> [CONSIGNES]:
A. Quels sont les membres du trio « Jeune fille orrible » d'après le texte sur la performance ?
B. Dans le texte sur la performance, extrayez le passage qui commence par « L’orrible effet Cathartique » et se poursuit jusqu'à « 6 mai à 20h. ».
C. Selon le texte sur la performance, où et quand l'événement s'est-il déroulé ?

> [TEXTE PROPOSÉ]:
================

L’orrible effet Cathartique
Est-ce que se servir d’un caddie pour faire du bruit est vraiment de l’art ? C’est la question que je me suis posée lors de la performance du trio d’artistes « Jeune fille orrible », composé de Janin Beneck, Frederic Danos et Olivier Nourrison, qui s’est déroulée dans le jardin de la Maison Populaire de Montreuil mercredi 6 mai à 20h.
Juste avant le début de la performance, le groupe a rassemblé des objets éparses venus des alentours : Caddie de supermarché, bâtons, chaise, table de jardin,… afin de s’adonner à un petit concert pas comme les autres.
Les spectateurs étaient rassemblés, à la demande du trio, sur la pelouse de la maison Populaire, où l’événement a débuté.
La performance commence alors timidement. Des spectateurs n’ont pas l’air de s’en rendre compte et continuent de discuter. Plus les bruits s’accentuent, plus les voix font silence. Un des artistes s’empare d’une chaise et la balance devant lui. Janin Beneck de son côté s’accroupit pour frotter le dos d’une poêle contre une bûche. Le troisième empoigne une table de jardin, disparaît derrière les branches d’arbres feuillus qui dominent le mur sur lequel il plaque la table et la frotte. Chaque mouvement produit un son. Un caddie s’explose par terre à quelques centimètres des spectateurs, manquant de les blesser. Un seau frotté contre un mur fait un bruit assourdissant. Mademoiselle Beneck, avec son bâton, frappe à de nombreuses reprises contre des fils de barbelé qui surplombent les murs de la Maison Populaire. Le simple déplacement du bâton produit lui même un son.

================

> [LISTING]:
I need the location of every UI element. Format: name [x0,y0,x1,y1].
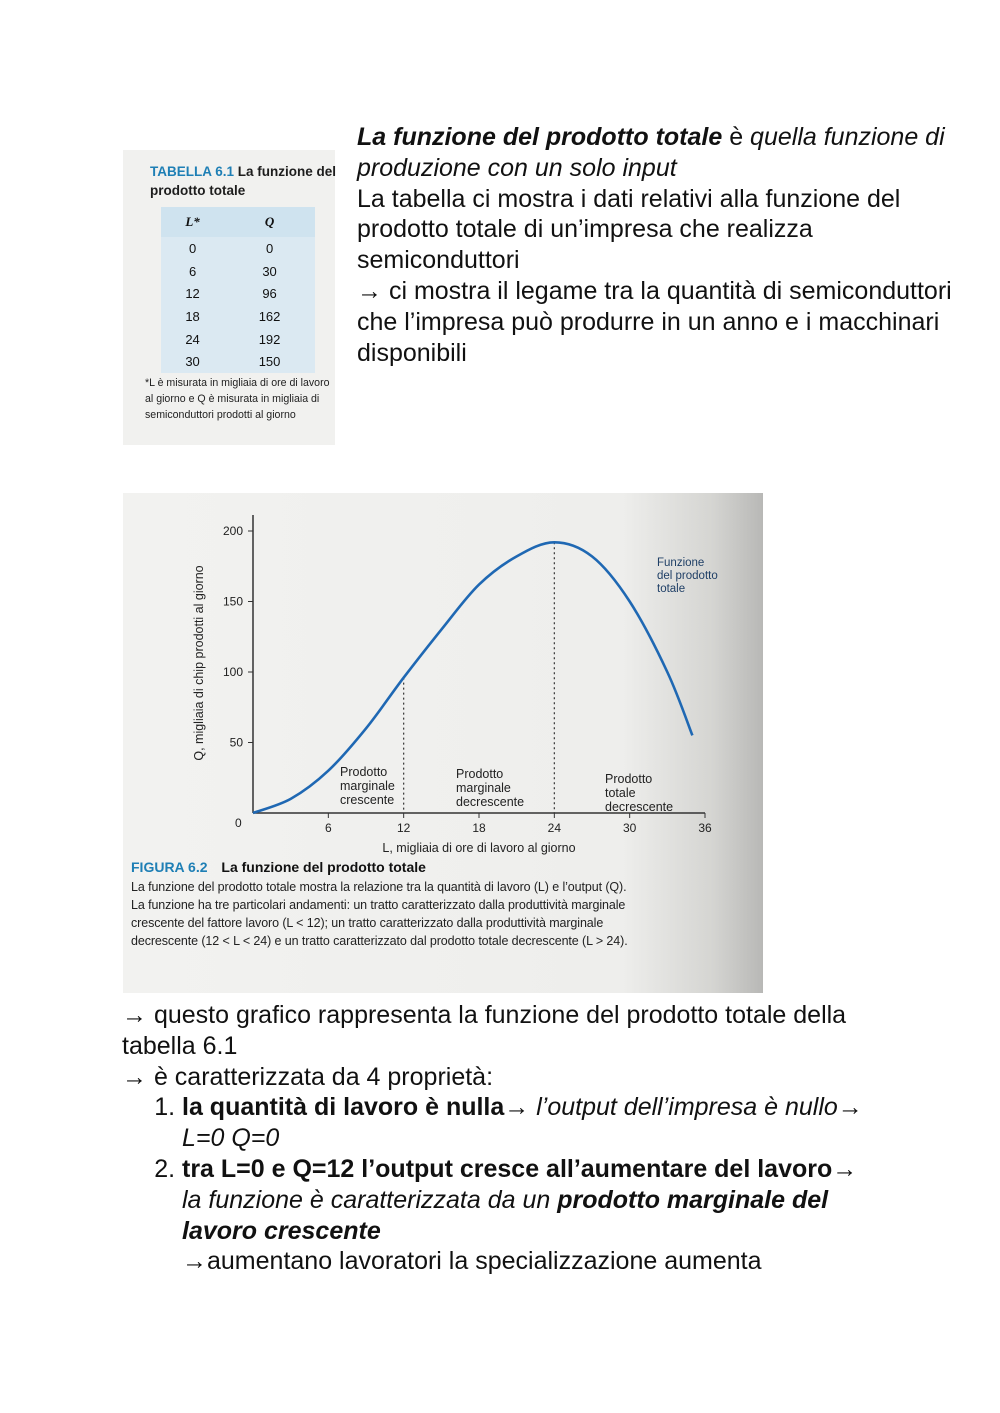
x-tick-label: 30 [622,821,637,835]
figure-6-2 [123,493,763,993]
x-tick-label: 12 [396,821,411,835]
table-row [161,260,315,283]
region-label-increasing-mp: Prodotto marginale crescente [340,765,395,807]
table-header-l: L* [161,207,224,237]
list-item [182,1092,882,1154]
table-6-1 [123,150,335,445]
y-tick-label: 200 [222,524,243,538]
table-cell: 6 [188,263,197,279]
table-title-text: La funzione del prodotto totale [150,164,337,198]
figure-caption-body [131,878,761,950]
region-label-decreasing-tp: Prodotto totale decrescente [605,772,674,814]
lower-text [122,1000,882,1277]
table-cell: 12 [185,286,200,302]
intro-paragraph-2: La tabella ci mostra i dati relativi alla funzione del prodotto totale di un’impresa che realizza semiconduttori [357,184,901,275]
item1-bold: la quantità di lavoro è nulla [182,1093,505,1122]
table-row [161,328,315,351]
table-cell: 150 [258,354,281,370]
lower-paragraph-1: → questo grafico rappresenta la funzione del prodotto totale della tabella 6.1 [122,1001,847,1060]
table-row [161,305,315,328]
properties-list [122,1092,882,1277]
table-cell: 30 [185,354,200,370]
y-tick-label: 100 [222,665,243,679]
caption-line: decrescente (12 < L < 24) e un tratto caratterizzato dal prodotto totale decrescente (L > 24). [131,934,628,948]
item2-bold-italic: prodotto marginale del lavoro crescente [182,1185,829,1245]
y-tick-label: 50 [229,735,243,750]
table-title [150,162,340,200]
figure-heading [131,859,761,875]
table-row [161,282,315,305]
item2-italic: → la funzione è caratterizzata da un [182,1154,858,1214]
table-cell: 0 [188,240,197,256]
x-axis-label: L, migliaia di ore di lavoro al giorno [382,841,576,855]
table-cell: 0 [265,240,274,256]
table-cell: 96 [262,286,277,302]
table-row [161,350,315,373]
x-tick-label: 24 [547,821,562,835]
x-tick-label: 6 [324,821,332,835]
intro-definition-text: quella funzione di produzione con un solo input [357,123,945,182]
x-tick-label: 18 [472,821,486,835]
curve-label: Funzione del prodotto totale [657,557,718,595]
y-axis-label: Q, migliaia di chip prodotti al giorno [192,565,206,761]
caption-line: La funzione ha tre particolari andamenti: un tratto caratterizzato dalla produttività marginale [131,898,626,912]
item2-tail: →aumentano lavoratori la specializzazione aumenta [182,1247,762,1276]
figure-label: FIGURA 6.2 [131,859,208,875]
intro-text [357,122,957,368]
table-cell: 162 [258,308,281,324]
figure-caption [131,859,761,950]
intro-paragraph-3: → ci mostra il legame tra la quantità di semiconduttori che l’impresa può produrre in un anno e i macchinari disponibili [357,276,952,367]
caption-line: La funzione del prodotto totale mostra la relazione tra la quantità di lavoro (L) e l’output (Q). [131,880,627,894]
caption-line: crescente del fattore lavoro (L < 12); un tratto caratterizzato dalla produttività marginale [131,916,604,930]
table-cell: 30 [262,263,277,279]
table-label: TABELLA 6.1 [150,164,235,179]
table-row [161,237,315,260]
x-tick-label: 36 [698,821,712,835]
list-item [182,1154,882,1277]
table-cell: 192 [258,331,281,347]
intro-connector: è [722,123,751,151]
total-product-chart [123,493,763,863]
y-tick-label: 150 [222,594,243,609]
table-footnote: *L è misurata in migliaia di ore di lavoro al giorno e Q è misurata in migliaia di semiconduttori prodotti al giorno [145,377,330,421]
region-label-decreasing-mp: Prodotto marginale decrescente [456,767,525,809]
item2-bold: tra L=0 e Q=12 l’output cresce all’aumentare del lavoro [182,1154,833,1183]
intro-definition [357,122,957,184]
intro-term: La funzione del prodotto totale [357,123,723,151]
item1-italic: → l’output dell’impresa è nullo→ L=0 Q=0 [182,1093,863,1153]
origin-label: 0 [235,816,242,830]
lower-paragraph-2: → è caratterizzata da 4 proprietà: [122,1062,494,1091]
table-cell: 18 [185,308,200,324]
production-table [161,207,315,373]
figure-title: La funzione del prodotto totale [221,859,426,875]
table-header-q: Q [224,207,315,237]
table-cell: 24 [185,331,200,347]
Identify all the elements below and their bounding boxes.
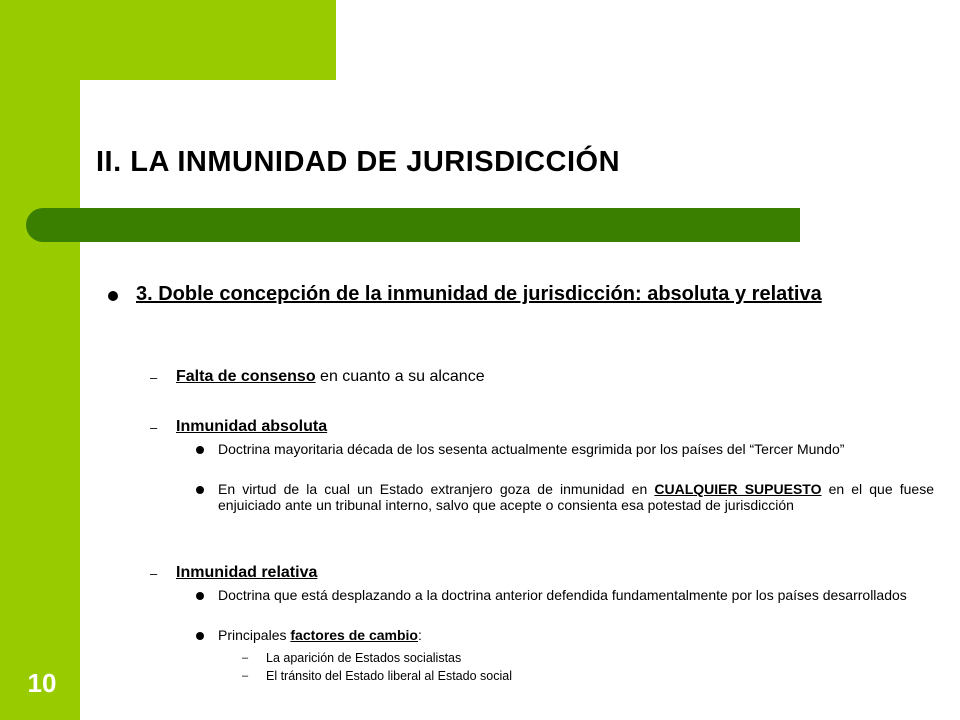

================

> [CORRIGÉ]:
A. Janin Beneck, Frederic Danos et Olivier Nourrison.

B.
L’orrible effet Cathartique
Est-ce que se servir d’un caddie pour faire du bruit est vraiment de l’art ? C’est la question que je me suis posée lors de la performance du trio d’artistes « Jeune fille orrible », composé de Janin Beneck, Frederic Danos et Olivier Nourrison, qui s’est déroulée dans le jardin de la Maison Populaire de Montreuil mercredi 6 mai à 20h.

C. Dans le jardin de la Maison Populaire de Montreuil, le mercredi 6 mai à 20h.